• Description of the task
Whenever a line below holds the word "resize", copy that line.

─── Input material ───

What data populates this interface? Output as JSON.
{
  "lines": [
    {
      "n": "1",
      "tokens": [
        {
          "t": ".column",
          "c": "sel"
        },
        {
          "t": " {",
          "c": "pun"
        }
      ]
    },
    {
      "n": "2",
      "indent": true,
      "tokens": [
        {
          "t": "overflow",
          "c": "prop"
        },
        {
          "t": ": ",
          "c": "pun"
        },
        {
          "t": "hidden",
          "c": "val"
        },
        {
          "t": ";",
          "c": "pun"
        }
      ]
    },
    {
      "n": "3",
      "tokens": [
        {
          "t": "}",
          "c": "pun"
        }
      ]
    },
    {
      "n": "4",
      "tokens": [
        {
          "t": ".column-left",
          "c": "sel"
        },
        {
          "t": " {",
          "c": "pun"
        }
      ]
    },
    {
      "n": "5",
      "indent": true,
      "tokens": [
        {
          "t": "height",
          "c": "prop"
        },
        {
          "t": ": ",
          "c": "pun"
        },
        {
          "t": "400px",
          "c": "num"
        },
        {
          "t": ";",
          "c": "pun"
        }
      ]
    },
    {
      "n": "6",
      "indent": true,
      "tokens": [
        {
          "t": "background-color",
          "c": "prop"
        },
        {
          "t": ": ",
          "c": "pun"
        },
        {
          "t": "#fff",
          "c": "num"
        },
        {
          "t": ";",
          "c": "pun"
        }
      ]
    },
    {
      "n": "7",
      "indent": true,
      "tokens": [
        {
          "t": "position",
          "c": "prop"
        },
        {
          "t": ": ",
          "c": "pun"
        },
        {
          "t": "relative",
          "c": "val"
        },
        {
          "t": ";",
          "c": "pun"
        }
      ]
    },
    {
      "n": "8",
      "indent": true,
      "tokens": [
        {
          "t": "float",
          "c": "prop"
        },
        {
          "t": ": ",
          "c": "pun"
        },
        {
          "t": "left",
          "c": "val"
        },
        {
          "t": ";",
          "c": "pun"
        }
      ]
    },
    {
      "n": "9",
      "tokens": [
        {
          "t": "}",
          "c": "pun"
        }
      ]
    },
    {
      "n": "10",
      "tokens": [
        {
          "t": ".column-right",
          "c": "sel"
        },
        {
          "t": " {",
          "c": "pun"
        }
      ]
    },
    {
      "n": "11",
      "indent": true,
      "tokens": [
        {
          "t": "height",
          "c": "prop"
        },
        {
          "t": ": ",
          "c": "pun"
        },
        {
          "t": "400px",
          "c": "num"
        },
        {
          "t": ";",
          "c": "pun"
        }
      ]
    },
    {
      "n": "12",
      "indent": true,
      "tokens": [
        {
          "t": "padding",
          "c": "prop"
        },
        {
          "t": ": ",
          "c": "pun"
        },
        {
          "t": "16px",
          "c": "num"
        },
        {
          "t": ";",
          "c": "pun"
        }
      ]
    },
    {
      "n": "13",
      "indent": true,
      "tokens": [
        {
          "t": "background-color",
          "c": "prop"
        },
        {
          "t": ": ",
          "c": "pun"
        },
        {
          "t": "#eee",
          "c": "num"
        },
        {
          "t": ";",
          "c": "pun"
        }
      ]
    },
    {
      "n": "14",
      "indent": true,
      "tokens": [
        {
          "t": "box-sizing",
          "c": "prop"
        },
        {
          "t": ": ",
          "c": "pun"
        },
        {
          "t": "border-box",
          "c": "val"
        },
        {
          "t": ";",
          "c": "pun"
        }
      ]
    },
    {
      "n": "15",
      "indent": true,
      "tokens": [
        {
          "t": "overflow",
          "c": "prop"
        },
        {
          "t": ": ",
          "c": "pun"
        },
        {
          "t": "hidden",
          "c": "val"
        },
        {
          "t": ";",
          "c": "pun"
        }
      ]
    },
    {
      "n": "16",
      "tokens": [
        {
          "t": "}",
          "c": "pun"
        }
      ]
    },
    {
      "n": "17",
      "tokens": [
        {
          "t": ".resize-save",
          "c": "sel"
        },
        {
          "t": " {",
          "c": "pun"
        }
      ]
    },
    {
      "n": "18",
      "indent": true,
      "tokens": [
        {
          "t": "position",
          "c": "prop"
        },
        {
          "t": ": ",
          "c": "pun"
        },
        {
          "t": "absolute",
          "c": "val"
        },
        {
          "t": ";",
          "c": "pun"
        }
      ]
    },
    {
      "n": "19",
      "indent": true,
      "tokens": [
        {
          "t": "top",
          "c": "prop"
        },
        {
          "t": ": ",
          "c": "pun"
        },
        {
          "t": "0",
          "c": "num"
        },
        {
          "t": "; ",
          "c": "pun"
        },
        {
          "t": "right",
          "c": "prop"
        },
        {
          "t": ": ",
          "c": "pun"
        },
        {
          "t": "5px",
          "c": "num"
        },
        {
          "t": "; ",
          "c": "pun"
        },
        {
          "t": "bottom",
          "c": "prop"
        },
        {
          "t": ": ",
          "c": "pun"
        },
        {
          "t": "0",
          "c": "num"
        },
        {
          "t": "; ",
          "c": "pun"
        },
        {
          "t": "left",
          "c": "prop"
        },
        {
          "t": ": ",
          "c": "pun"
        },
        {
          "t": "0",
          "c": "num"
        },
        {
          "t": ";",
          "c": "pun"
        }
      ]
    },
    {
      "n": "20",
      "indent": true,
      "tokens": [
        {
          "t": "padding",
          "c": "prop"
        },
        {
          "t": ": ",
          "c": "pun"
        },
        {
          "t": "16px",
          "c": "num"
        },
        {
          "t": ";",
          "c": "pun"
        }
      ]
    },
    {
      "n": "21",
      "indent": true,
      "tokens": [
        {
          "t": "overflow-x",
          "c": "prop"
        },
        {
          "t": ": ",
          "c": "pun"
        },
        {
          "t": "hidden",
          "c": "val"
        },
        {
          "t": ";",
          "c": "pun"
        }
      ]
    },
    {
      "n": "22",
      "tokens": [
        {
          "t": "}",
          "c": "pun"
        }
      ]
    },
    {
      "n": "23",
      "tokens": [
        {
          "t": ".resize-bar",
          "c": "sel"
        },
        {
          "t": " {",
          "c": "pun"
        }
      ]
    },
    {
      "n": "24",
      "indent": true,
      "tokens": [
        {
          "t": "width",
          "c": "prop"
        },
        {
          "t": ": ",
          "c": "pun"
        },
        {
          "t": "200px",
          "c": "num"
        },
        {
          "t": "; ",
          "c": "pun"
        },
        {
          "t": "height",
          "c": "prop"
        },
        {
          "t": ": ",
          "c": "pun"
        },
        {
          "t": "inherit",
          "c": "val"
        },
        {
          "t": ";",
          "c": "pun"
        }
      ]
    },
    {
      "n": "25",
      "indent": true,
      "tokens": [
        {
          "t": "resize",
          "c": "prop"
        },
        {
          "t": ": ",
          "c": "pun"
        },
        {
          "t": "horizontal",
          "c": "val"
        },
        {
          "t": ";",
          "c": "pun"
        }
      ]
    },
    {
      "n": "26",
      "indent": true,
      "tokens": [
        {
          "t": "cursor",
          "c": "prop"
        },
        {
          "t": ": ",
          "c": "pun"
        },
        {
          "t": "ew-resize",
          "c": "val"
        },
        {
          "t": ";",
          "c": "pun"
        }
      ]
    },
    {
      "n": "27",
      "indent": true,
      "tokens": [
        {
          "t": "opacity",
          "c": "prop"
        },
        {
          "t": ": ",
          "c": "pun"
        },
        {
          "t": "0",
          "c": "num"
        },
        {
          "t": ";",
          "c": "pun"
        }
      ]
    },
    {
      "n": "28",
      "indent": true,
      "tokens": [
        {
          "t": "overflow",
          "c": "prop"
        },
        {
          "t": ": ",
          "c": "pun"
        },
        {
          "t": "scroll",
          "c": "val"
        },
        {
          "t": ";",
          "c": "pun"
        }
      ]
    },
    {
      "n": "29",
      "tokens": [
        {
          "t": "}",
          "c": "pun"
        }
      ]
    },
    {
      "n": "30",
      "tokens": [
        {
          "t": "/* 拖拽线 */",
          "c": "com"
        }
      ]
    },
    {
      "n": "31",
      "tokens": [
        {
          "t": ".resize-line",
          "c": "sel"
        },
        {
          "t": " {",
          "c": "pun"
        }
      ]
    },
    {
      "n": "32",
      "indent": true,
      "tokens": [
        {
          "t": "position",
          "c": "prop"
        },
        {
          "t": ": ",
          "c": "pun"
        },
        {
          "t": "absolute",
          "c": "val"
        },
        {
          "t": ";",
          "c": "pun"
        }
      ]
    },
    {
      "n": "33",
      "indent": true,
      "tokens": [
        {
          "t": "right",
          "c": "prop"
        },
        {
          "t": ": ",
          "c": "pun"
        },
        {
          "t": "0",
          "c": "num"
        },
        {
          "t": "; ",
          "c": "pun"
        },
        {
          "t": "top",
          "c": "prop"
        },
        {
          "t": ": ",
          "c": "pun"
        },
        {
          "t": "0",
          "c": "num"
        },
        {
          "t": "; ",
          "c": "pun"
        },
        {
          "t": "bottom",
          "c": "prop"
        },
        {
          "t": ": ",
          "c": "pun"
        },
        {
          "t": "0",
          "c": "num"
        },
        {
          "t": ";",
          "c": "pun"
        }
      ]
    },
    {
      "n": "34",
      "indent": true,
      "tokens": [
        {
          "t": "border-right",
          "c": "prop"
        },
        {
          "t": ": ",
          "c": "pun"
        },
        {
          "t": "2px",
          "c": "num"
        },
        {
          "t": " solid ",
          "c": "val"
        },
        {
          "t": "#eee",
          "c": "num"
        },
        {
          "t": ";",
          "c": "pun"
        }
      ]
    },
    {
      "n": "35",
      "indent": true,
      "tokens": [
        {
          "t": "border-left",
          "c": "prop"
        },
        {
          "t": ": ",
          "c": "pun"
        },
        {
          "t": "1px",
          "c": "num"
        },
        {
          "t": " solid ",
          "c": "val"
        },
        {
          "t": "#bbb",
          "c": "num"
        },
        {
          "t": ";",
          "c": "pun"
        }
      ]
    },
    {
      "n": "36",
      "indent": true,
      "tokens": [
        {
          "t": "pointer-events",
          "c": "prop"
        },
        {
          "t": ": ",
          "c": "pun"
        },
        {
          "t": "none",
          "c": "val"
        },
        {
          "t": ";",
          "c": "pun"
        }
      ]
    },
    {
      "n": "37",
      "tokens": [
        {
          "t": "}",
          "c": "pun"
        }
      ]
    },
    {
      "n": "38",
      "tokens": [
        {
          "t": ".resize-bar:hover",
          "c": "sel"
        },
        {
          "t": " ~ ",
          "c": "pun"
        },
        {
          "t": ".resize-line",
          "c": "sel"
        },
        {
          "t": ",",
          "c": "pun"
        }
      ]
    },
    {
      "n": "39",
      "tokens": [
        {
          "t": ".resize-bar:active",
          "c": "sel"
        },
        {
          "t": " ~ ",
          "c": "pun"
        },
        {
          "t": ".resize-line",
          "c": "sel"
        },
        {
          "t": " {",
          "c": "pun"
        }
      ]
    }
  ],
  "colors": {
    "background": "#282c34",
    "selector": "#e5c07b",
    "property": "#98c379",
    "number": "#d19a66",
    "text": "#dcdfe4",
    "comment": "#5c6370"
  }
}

───

• Final answer
          "t": ".resize-save",
          "t": ".resize-bar",
          "t": "resize",
          "t": "ew-resize",
          "t": ".resize-line",
          "t": ".resize-bar:hover",
          "t": ".resize-line",
          "t": ".resize-bar:active",
          "t": ".resize-line",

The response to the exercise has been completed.